### Document extract
•••
# How should I paint my nails for prom?



## xladydragon (Apr 28, 2009)

fingers and toes!
This is my first time getting my nails done.
What color/pattern should i get? No fake nails please.
here's my dress
	

	
	
		
		

		
			




Excuse the ugly bows...
Also, any advice on how to salvage my hidious nails?
I'm going to my bf's mom's salon.. and I'm embarrassed to let her see how bad I take care of my nails and hands. I have ridges and chips from trying to grow them long enough to get them painted.


----------



## Tia (Apr 28, 2009)

To salvage your nails, use vitamin E or coconut oil and slather it on before bed. Your nails will look wonderful in 2 or 3 days. Keep taking your vitamins too! (Vitamin B in this case).

For the colour on your nails, I'd go with a light shimmery silver if you want to keep it soft.
French manicure if you want, but I think I'd prefer the silver more. (especially with your necklace)

If you want to go loud, I'd be the type to do hot pink. But that's me. 
Hah! Have fun


----------



## jojo_makeuplvr (Apr 28, 2009)
•••
### Record set
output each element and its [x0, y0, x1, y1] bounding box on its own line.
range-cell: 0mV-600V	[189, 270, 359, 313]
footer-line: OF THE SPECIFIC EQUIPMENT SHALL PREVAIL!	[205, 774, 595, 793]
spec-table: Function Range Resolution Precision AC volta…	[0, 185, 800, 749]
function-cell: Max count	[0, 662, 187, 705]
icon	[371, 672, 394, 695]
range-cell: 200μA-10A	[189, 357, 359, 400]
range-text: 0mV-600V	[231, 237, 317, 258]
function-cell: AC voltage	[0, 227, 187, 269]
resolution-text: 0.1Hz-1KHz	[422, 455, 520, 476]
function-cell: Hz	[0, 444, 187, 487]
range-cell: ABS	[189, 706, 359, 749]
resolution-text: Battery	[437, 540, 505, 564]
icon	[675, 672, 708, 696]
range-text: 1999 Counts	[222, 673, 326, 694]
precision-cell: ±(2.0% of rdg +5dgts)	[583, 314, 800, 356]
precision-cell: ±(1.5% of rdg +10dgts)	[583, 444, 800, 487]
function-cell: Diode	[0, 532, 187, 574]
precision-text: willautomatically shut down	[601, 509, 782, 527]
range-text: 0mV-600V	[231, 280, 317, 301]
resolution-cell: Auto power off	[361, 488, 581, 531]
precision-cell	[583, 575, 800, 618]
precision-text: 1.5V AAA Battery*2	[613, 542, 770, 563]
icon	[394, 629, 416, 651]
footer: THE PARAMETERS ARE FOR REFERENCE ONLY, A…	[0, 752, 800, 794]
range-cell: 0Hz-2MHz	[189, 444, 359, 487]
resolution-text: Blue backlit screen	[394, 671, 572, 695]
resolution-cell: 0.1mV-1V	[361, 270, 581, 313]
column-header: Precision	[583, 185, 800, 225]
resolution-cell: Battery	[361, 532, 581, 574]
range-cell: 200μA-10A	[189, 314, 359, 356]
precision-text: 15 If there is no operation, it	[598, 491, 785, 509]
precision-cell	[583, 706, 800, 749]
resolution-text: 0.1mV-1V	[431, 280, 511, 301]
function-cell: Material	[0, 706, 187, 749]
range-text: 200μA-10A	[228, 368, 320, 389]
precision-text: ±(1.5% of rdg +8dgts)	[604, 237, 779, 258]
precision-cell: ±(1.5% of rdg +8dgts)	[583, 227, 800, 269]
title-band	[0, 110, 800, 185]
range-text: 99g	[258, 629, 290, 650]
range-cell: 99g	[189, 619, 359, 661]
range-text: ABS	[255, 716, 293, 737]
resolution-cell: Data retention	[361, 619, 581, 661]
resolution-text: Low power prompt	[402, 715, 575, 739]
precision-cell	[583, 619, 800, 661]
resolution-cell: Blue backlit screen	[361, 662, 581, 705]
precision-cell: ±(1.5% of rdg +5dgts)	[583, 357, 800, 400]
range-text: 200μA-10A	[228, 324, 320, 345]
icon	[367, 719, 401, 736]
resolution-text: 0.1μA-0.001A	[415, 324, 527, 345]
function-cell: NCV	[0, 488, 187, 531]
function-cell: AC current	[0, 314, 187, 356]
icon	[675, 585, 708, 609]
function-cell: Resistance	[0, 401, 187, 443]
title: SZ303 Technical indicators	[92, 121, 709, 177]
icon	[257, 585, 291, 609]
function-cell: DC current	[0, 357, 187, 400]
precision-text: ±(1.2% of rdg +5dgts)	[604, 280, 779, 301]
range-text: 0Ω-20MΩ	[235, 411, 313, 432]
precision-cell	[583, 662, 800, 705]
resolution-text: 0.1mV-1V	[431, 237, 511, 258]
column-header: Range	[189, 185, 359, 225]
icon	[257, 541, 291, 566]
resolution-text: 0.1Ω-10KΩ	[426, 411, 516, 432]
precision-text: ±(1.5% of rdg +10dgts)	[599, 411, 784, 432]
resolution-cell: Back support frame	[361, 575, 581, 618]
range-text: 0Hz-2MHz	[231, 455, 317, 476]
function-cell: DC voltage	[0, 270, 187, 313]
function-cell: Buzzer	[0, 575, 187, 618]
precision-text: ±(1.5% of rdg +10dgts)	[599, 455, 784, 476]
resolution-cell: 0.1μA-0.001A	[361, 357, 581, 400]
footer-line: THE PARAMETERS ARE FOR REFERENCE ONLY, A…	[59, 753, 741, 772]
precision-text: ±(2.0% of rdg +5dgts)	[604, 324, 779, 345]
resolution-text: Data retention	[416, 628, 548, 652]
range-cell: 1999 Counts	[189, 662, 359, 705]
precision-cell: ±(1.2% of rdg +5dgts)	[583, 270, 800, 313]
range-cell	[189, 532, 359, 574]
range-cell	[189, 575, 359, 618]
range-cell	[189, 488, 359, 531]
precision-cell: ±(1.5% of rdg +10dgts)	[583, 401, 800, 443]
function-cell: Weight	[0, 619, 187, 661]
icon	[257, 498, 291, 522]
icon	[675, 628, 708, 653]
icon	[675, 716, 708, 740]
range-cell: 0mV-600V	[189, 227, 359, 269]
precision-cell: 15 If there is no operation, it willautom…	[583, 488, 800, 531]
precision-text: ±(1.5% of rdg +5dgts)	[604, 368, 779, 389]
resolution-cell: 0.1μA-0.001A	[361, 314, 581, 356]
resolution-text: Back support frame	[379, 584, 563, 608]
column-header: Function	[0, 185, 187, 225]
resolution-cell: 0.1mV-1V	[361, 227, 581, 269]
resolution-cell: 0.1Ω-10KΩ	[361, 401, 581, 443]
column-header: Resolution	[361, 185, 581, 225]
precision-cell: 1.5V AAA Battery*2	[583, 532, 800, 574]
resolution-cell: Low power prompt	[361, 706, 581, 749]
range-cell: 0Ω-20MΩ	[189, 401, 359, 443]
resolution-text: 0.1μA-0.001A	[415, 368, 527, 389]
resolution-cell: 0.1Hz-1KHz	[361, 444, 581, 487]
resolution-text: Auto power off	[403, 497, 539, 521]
•••
### Directive A
In the prom nail thread, what does Tia recommend putting on the nails before bed to salvage them?
### Directive B
Carry on the prom nail thread from the point where it stops.

### Written reply A
Vitamin E or coconut oil.

### Written reply B
Love the color of the dress. I would do a silver or mauve or even a baby blue. Ooh a silvery-mauve color,lol.And those glitter tips will even be cute.What color are your shoes? I can't tell if they're silver or light blue. I hope you share your pic from prom too. It would be fun too see your look. Have fun!!


----------



## Shadowy Lady (Apr 28, 2009)

I would say either an ivory gold or silver for your nails, it will look gorgeous with that blue dress.

For your toes, it depends on your shoes, but I think a raspberry pink would be awesome. Do share your pictures after the prom though


----------



## xladydragon (Apr 28, 2009)

I'll def share after pictures!
My shoes are a light silver, not the metallic silver.
It's been horrible trying to find a matching bag -_-


----------



## rachelkr (May 1, 2009)

How pretty.  I would go with a pale pink.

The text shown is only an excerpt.